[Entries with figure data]
● ● ●
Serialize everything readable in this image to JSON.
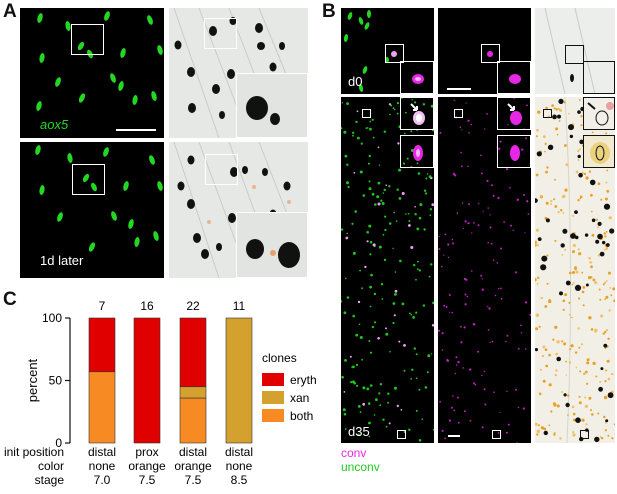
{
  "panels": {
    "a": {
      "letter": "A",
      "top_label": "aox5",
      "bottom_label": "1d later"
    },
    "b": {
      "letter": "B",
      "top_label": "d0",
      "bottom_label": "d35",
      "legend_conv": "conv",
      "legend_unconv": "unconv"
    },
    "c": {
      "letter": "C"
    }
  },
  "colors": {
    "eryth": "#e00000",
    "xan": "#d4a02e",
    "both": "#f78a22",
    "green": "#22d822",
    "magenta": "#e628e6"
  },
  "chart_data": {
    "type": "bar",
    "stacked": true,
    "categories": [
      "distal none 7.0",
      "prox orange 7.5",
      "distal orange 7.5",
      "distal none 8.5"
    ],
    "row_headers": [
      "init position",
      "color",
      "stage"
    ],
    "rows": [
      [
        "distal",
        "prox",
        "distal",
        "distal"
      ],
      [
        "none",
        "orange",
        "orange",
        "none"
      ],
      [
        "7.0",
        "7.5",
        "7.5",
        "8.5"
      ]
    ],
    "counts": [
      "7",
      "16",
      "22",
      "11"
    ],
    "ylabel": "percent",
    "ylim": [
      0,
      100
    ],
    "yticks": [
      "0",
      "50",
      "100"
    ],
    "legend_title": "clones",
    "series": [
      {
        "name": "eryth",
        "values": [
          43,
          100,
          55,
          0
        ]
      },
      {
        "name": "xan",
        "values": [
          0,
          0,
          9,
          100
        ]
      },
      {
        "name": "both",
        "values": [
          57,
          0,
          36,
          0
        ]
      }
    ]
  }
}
● ● ●
- _Task details_:
Restate the whole listing above exactly, please, omitting every image.

- _Exercise output_:
Serialize everything readable in this image to JSON.
{
  "panels": {
    "a": {
      "letter": "A",
      "top_label": "aox5",
      "bottom_label": "1d later"
    },
    "b": {
      "letter": "B",
      "top_label": "d0",
      "bottom_label": "d35",
      "legend_conv": "conv",
      "legend_unconv": "unconv"
    },
    "c": {
      "letter": "C"
    }
  },
  "colors": {
    "eryth": "#e00000",
    "xan": "#d4a02e",
    "both": "#f78a22",
    "green": "#22d822",
    "magenta": "#e628e6"
  },
  "chart_data": {
    "type": "bar",
    "stacked": true,
    "categories": [
      "distal none 7.0",
      "prox orange 7.5",
      "distal orange 7.5",
      "distal none 8.5"
    ],
    "row_headers": [
      "init position",
      "color",
      "stage"
    ],
    "rows": [
      [
        "distal",
        "prox",
        "distal",
        "distal"
      ],
      [
        "none",
        "orange",
        "orange",
        "none"
      ],
      [
        "7.0",
        "7.5",
        "7.5",
        "8.5"
      ]
    ],
    "counts": [
      "7",
      "16",
      "22",
      "11"
    ],
    "ylabel": "percent",
    "ylim": [
      0,
      100
    ],
    "yticks": [
      "0",
      "50",
      "100"
    ],
    "legend_title": "clones",
    "series": [
      {
        "name": "eryth",
        "values": [
          43,
          100,
          55,
          0
        ]
      },
      {
        "name": "xan",
        "values": [
          0,
          0,
          9,
          100
        ]
      },
      {
        "name": "both",
        "values": [
          57,
          0,
          36,
          0
        ]
      }
    ]
  }
}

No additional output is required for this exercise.